### Directions
Output the records exactly as they appear, with no pictures included.

* start *

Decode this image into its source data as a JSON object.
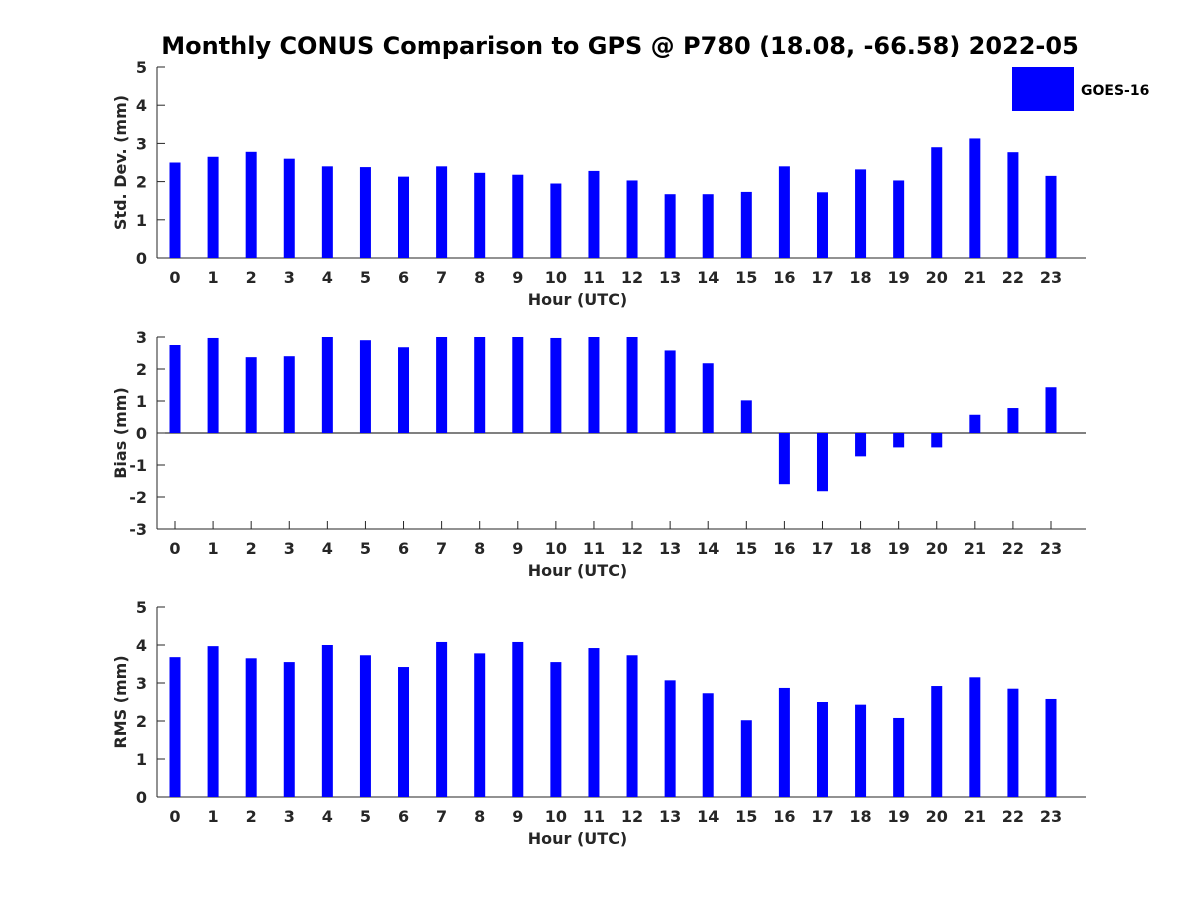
{
  "figure": {
    "title": "Monthly CONUS Comparison to GPS @ P780 (18.08, -66.58) 2022-05"
  },
  "legend": {
    "label": "GOES-16",
    "color": "#0000ff",
    "placement": "top-right"
  },
  "chart_data": [
    {
      "type": "bar",
      "categories": [
        "0",
        "1",
        "2",
        "3",
        "4",
        "5",
        "6",
        "7",
        "8",
        "9",
        "10",
        "11",
        "12",
        "13",
        "14",
        "15",
        "16",
        "17",
        "18",
        "19",
        "20",
        "21",
        "22",
        "23"
      ],
      "series": [
        {
          "name": "GOES-16",
          "color": "#0000ff",
          "values": [
            2.5,
            2.65,
            2.78,
            2.6,
            2.4,
            2.38,
            2.13,
            2.4,
            2.23,
            2.18,
            1.95,
            2.28,
            2.03,
            1.67,
            1.67,
            1.73,
            2.4,
            1.72,
            2.32,
            2.03,
            2.9,
            3.13,
            2.77,
            2.15
          ]
        }
      ],
      "xlabel": "Hour (UTC)",
      "ylabel": "Std. Dev. (mm)",
      "ylim": [
        0,
        5
      ],
      "yticks": [
        0,
        1,
        2,
        3,
        4,
        5
      ],
      "grid": false
    },
    {
      "type": "bar",
      "categories": [
        "0",
        "1",
        "2",
        "3",
        "4",
        "5",
        "6",
        "7",
        "8",
        "9",
        "10",
        "11",
        "12",
        "13",
        "14",
        "15",
        "16",
        "17",
        "18",
        "19",
        "20",
        "21",
        "22",
        "23"
      ],
      "series": [
        {
          "name": "GOES-16",
          "color": "#0000ff",
          "values": [
            2.75,
            2.97,
            2.37,
            2.4,
            3.0,
            2.9,
            2.68,
            3.0,
            3.0,
            3.0,
            2.97,
            3.0,
            3.0,
            2.58,
            2.18,
            1.02,
            -1.6,
            -1.82,
            -0.73,
            -0.45,
            -0.45,
            0.57,
            0.78,
            1.43
          ]
        }
      ],
      "xlabel": "Hour (UTC)",
      "ylabel": "Bias (mm)",
      "ylim": [
        -3,
        3
      ],
      "yticks": [
        -3,
        -2,
        -1,
        0,
        1,
        2,
        3
      ],
      "zero_line": true,
      "grid": false
    },
    {
      "type": "bar",
      "categories": [
        "0",
        "1",
        "2",
        "3",
        "4",
        "5",
        "6",
        "7",
        "8",
        "9",
        "10",
        "11",
        "12",
        "13",
        "14",
        "15",
        "16",
        "17",
        "18",
        "19",
        "20",
        "21",
        "22",
        "23"
      ],
      "series": [
        {
          "name": "GOES-16",
          "color": "#0000ff",
          "values": [
            3.68,
            3.97,
            3.65,
            3.55,
            4.0,
            3.73,
            3.42,
            4.08,
            3.78,
            4.08,
            3.55,
            3.92,
            3.73,
            3.07,
            2.73,
            2.02,
            2.87,
            2.5,
            2.43,
            2.08,
            2.92,
            3.15,
            2.85,
            2.58
          ]
        }
      ],
      "xlabel": "Hour (UTC)",
      "ylabel": "RMS (mm)",
      "ylim": [
        0,
        5
      ],
      "yticks": [
        0,
        1,
        2,
        3,
        4,
        5
      ],
      "grid": false
    }
  ]
}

* end *

### Result for this exercise
Decode this image into its source data as a JSON object.
{
  "figure": {
    "title": "Monthly CONUS Comparison to GPS @ P780 (18.08, -66.58) 2022-05"
  },
  "legend": {
    "label": "GOES-16",
    "color": "#0000ff",
    "placement": "top-right"
  },
  "chart_data": [
    {
      "type": "bar",
      "categories": [
        "0",
        "1",
        "2",
        "3",
        "4",
        "5",
        "6",
        "7",
        "8",
        "9",
        "10",
        "11",
        "12",
        "13",
        "14",
        "15",
        "16",
        "17",
        "18",
        "19",
        "20",
        "21",
        "22",
        "23"
      ],
      "series": [
        {
          "name": "GOES-16",
          "color": "#0000ff",
          "values": [
            2.5,
            2.65,
            2.78,
            2.6,
            2.4,
            2.38,
            2.13,
            2.4,
            2.23,
            2.18,
            1.95,
            2.28,
            2.03,
            1.67,
            1.67,
            1.73,
            2.4,
            1.72,
            2.32,
            2.03,
            2.9,
            3.13,
            2.77,
            2.15
          ]
        }
      ],
      "xlabel": "Hour (UTC)",
      "ylabel": "Std. Dev. (mm)",
      "ylim": [
        0,
        5
      ],
      "yticks": [
        0,
        1,
        2,
        3,
        4,
        5
      ],
      "grid": false
    },
    {
      "type": "bar",
      "categories": [
        "0",
        "1",
        "2",
        "3",
        "4",
        "5",
        "6",
        "7",
        "8",
        "9",
        "10",
        "11",
        "12",
        "13",
        "14",
        "15",
        "16",
        "17",
        "18",
        "19",
        "20",
        "21",
        "22",
        "23"
      ],
      "series": [
        {
          "name": "GOES-16",
          "color": "#0000ff",
          "values": [
            2.75,
            2.97,
            2.37,
            2.4,
            3.0,
            2.9,
            2.68,
            3.0,
            3.0,
            3.0,
            2.97,
            3.0,
            3.0,
            2.58,
            2.18,
            1.02,
            -1.6,
            -1.82,
            -0.73,
            -0.45,
            -0.45,
            0.57,
            0.78,
            1.43
          ]
        }
      ],
      "xlabel": "Hour (UTC)",
      "ylabel": "Bias (mm)",
      "ylim": [
        -3,
        3
      ],
      "yticks": [
        -3,
        -2,
        -1,
        0,
        1,
        2,
        3
      ],
      "zero_line": true,
      "grid": false
    },
    {
      "type": "bar",
      "categories": [
        "0",
        "1",
        "2",
        "3",
        "4",
        "5",
        "6",
        "7",
        "8",
        "9",
        "10",
        "11",
        "12",
        "13",
        "14",
        "15",
        "16",
        "17",
        "18",
        "19",
        "20",
        "21",
        "22",
        "23"
      ],
      "series": [
        {
          "name": "GOES-16",
          "color": "#0000ff",
          "values": [
            3.68,
            3.97,
            3.65,
            3.55,
            4.0,
            3.73,
            3.42,
            4.08,
            3.78,
            4.08,
            3.55,
            3.92,
            3.73,
            3.07,
            2.73,
            2.02,
            2.87,
            2.5,
            2.43,
            2.08,
            2.92,
            3.15,
            2.85,
            2.58
          ]
        }
      ],
      "xlabel": "Hour (UTC)",
      "ylabel": "RMS (mm)",
      "ylim": [
        0,
        5
      ],
      "yticks": [
        0,
        1,
        2,
        3,
        4,
        5
      ],
      "grid": false
    }
  ]
}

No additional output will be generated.